→ **WHAT YOU NEED TO DO**:
Give the data a second time, exactly and in full.

[Begin EXERCISE DATA]

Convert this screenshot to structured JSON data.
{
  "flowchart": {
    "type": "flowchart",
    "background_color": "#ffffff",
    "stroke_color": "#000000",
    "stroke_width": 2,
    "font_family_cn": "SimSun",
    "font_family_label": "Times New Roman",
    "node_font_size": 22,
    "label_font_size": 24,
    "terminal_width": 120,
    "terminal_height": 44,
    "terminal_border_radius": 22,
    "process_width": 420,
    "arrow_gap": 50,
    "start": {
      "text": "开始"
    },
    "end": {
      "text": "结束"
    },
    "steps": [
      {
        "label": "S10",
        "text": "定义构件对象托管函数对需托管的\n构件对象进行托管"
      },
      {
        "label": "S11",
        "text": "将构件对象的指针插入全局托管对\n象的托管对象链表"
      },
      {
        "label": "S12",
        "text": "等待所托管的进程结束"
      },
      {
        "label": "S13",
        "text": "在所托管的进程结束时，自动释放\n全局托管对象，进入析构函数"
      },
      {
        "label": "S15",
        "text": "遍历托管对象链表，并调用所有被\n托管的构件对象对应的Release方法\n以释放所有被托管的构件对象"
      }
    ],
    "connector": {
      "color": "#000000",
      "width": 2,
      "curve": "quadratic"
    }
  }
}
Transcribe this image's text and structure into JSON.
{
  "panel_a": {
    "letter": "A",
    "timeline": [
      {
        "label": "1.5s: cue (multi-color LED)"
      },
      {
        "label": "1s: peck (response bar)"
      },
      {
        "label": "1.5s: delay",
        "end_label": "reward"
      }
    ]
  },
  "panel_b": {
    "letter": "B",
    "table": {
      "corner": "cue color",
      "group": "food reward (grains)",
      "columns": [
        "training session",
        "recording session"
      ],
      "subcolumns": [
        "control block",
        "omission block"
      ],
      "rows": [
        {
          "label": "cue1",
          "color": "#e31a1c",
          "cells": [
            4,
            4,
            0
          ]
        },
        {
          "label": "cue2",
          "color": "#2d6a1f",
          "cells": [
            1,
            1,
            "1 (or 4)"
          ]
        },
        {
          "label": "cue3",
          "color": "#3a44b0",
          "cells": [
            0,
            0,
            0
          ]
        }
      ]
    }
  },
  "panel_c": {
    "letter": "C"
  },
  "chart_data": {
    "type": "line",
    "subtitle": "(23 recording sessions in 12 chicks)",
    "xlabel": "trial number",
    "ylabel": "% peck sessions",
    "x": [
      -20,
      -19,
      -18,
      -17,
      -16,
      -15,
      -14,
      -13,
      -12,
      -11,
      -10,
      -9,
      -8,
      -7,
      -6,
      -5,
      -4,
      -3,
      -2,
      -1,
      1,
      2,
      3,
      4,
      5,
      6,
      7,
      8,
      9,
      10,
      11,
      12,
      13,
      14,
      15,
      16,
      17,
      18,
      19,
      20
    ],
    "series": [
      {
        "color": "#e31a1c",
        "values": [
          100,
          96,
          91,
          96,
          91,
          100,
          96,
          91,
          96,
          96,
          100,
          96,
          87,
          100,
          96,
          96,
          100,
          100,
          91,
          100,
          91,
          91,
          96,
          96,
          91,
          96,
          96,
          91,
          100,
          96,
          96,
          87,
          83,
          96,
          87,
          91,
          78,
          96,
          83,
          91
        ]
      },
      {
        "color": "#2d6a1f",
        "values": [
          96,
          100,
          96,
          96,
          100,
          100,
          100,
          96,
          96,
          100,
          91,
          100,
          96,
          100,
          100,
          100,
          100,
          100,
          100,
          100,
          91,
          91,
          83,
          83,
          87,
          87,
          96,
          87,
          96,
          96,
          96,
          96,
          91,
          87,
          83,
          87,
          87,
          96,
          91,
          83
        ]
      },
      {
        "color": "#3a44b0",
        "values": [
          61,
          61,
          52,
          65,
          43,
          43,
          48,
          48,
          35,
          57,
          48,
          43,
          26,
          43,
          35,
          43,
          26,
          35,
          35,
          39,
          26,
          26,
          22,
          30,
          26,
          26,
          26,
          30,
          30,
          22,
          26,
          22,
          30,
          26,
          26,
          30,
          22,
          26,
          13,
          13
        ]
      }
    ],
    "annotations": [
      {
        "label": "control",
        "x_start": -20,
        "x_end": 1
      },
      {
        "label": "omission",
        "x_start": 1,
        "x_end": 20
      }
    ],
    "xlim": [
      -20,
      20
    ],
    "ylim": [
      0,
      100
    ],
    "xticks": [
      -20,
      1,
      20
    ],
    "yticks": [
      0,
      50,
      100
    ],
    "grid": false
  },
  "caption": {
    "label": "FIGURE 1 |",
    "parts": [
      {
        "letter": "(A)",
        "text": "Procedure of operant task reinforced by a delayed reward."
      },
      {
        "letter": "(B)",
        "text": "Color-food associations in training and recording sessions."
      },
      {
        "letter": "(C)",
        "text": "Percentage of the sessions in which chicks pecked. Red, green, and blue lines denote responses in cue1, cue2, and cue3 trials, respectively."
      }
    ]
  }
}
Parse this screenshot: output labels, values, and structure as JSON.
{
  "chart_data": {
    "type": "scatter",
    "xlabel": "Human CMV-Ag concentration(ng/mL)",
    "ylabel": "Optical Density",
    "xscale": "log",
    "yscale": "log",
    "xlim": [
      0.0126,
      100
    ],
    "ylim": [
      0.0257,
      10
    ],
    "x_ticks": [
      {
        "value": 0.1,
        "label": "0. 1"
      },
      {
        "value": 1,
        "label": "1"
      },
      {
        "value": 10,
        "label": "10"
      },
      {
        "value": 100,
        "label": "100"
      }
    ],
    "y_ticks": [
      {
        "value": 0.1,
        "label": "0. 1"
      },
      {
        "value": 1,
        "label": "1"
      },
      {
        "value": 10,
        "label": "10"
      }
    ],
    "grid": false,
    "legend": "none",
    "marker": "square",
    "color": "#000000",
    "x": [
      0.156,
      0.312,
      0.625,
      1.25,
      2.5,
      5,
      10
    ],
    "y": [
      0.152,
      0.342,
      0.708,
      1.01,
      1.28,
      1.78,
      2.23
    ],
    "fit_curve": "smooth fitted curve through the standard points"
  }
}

[End EXERCISE DATA]

→ **ANSWER IN FULL**:
Convert this screenshot to structured JSON data.
{
  "flowchart": {
    "type": "flowchart",
    "background_color": "#ffffff",
    "stroke_color": "#000000",
    "stroke_width": 2,
    "font_family_cn": "SimSun",
    "font_family_label": "Times New Roman",
    "node_font_size": 22,
    "label_font_size": 24,
    "terminal_width": 120,
    "terminal_height": 44,
    "terminal_border_radius": 22,
    "process_width": 420,
    "arrow_gap": 50,
    "start": {
      "text": "开始"
    },
    "end": {
      "text": "结束"
    },
    "steps": [
      {
        "label": "S10",
        "text": "定义构件对象托管函数对需托管的\n构件对象进行托管"
      },
      {
        "label": "S11",
        "text": "将构件对象的指针插入全局托管对\n象的托管对象链表"
      },
      {
        "label": "S12",
        "text": "等待所托管的进程结束"
      },
      {
        "label": "S13",
        "text": "在所托管的进程结束时，自动释放\n全局托管对象，进入析构函数"
      },
      {
        "label": "S15",
        "text": "遍历托管对象链表，并调用所有被\n托管的构件对象对应的Release方法\n以释放所有被托管的构件对象"
      }
    ],
    "connector": {
      "color": "#000000",
      "width": 2,
      "curve": "quadratic"
    }
  }
}
Transcribe this image's text and structure into JSON.
{
  "panel_a": {
    "letter": "A",
    "timeline": [
      {
        "label": "1.5s: cue (multi-color LED)"
      },
      {
        "label": "1s: peck (response bar)"
      },
      {
        "label": "1.5s: delay",
        "end_label": "reward"
      }
    ]
  },
  "panel_b": {
    "letter": "B",
    "table": {
      "corner": "cue color",
      "group": "food reward (grains)",
      "columns": [
        "training session",
        "recording session"
      ],
      "subcolumns": [
        "control block",
        "omission block"
      ],
      "rows": [
        {
          "label": "cue1",
          "color": "#e31a1c",
          "cells": [
            4,
            4,
            0
          ]
        },
        {
          "label": "cue2",
          "color": "#2d6a1f",
          "cells": [
            1,
            1,
            "1 (or 4)"
          ]
        },
        {
          "label": "cue3",
          "color": "#3a44b0",
          "cells": [
            0,
            0,
            0
          ]
        }
      ]
    }
  },
  "panel_c": {
    "letter": "C"
  },
  "chart_data": {
    "type": "line",
    "subtitle": "(23 recording sessions in 12 chicks)",
    "xlabel": "trial number",
    "ylabel": "% peck sessions",
    "x": [
      -20,
      -19,
      -18,
      -17,
      -16,
      -15,
      -14,
      -13,
      -12,
      -11,
      -10,
      -9,
      -8,
      -7,
      -6,
      -5,
      -4,
      -3,
      -2,
      -1,
      1,
      2,
      3,
      4,
      5,
      6,
      7,
      8,
      9,
      10,
      11,
      12,
      13,
      14,
      15,
      16,
      17,
      18,
      19,
      20
    ],
    "series": [
      {
        "color": "#e31a1c",
        "values": [
          100,
          96,
          91,
          96,
          91,
          100,
          96,
          91,
          96,
          96,
          100,
          96,
          87,
          100,
          96,
          96,
          100,
          100,
          91,
          100,
          91,
          91,
          96,
          96,
          91,
          96,
          96,
          91,
          100,
          96,
          96,
          87,
          83,
          96,
          87,
          91,
          78,
          96,
          83,
          91
        ]
      },
      {
        "color": "#2d6a1f",
        "values": [
          96,
          100,
          96,
          96,
          100,
          100,
          100,
          96,
          96,
          100,
          91,
          100,
          96,
          100,
          100,
          100,
          100,
          100,
          100,
          100,
          91,
          91,
          83,
          83,
          87,
          87,
          96,
          87,
          96,
          96,
          96,
          96,
          91,
          87,
          83,
          87,
          87,
          96,
          91,
          83
        ]
      },
      {
        "color": "#3a44b0",
        "values": [
          61,
          61,
          52,
          65,
          43,
          43,
          48,
          48,
          35,
          57,
          48,
          43,
          26,
          43,
          35,
          43,
          26,
          35,
          35,
          39,
          26,
          26,
          22,
          30,
          26,
          26,
          26,
          30,
          30,
          22,
          26,
          22,
          30,
          26,
          26,
          30,
          22,
          26,
          13,
          13
        ]
      }
    ],
    "annotations": [
      {
        "label": "control",
        "x_start": -20,
        "x_end": 1
      },
      {
        "label": "omission",
        "x_start": 1,
        "x_end": 20
      }
    ],
    "xlim": [
      -20,
      20
    ],
    "ylim": [
      0,
      100
    ],
    "xticks": [
      -20,
      1,
      20
    ],
    "yticks": [
      0,
      50,
      100
    ],
    "grid": false
  },
  "caption": {
    "label": "FIGURE 1 |",
    "parts": [
      {
        "letter": "(A)",
        "text": "Procedure of operant task reinforced by a delayed reward."
      },
      {
        "letter": "(B)",
        "text": "Color-food associations in training and recording sessions."
      },
      {
        "letter": "(C)",
        "text": "Percentage of the sessions in which chicks pecked. Red, green, and blue lines denote responses in cue1, cue2, and cue3 trials, respectively."
      }
    ]
  }
}
Parse this screenshot: output labels, values, and structure as JSON.
{
  "chart_data": {
    "type": "scatter",
    "xlabel": "Human CMV-Ag concentration(ng/mL)",
    "ylabel": "Optical Density",
    "xscale": "log",
    "yscale": "log",
    "xlim": [
      0.0126,
      100
    ],
    "ylim": [
      0.0257,
      10
    ],
    "x_ticks": [
      {
        "value": 0.1,
        "label": "0. 1"
      },
      {
        "value": 1,
        "label": "1"
      },
      {
        "value": 10,
        "label": "10"
      },
      {
        "value": 100,
        "label": "100"
      }
    ],
    "y_ticks": [
      {
        "value": 0.1,
        "label": "0. 1"
      },
      {
        "value": 1,
        "label": "1"
      },
      {
        "value": 10,
        "label": "10"
      }
    ],
    "grid": false,
    "legend": "none",
    "marker": "square",
    "color": "#000000",
    "x": [
      0.156,
      0.312,
      0.625,
      1.25,
      2.5,
      5,
      10
    ],
    "y": [
      0.152,
      0.342,
      0.708,
      1.01,
      1.28,
      1.78,
      2.23
    ],
    "fit_curve": "smooth fitted curve through the standard points"
  }
}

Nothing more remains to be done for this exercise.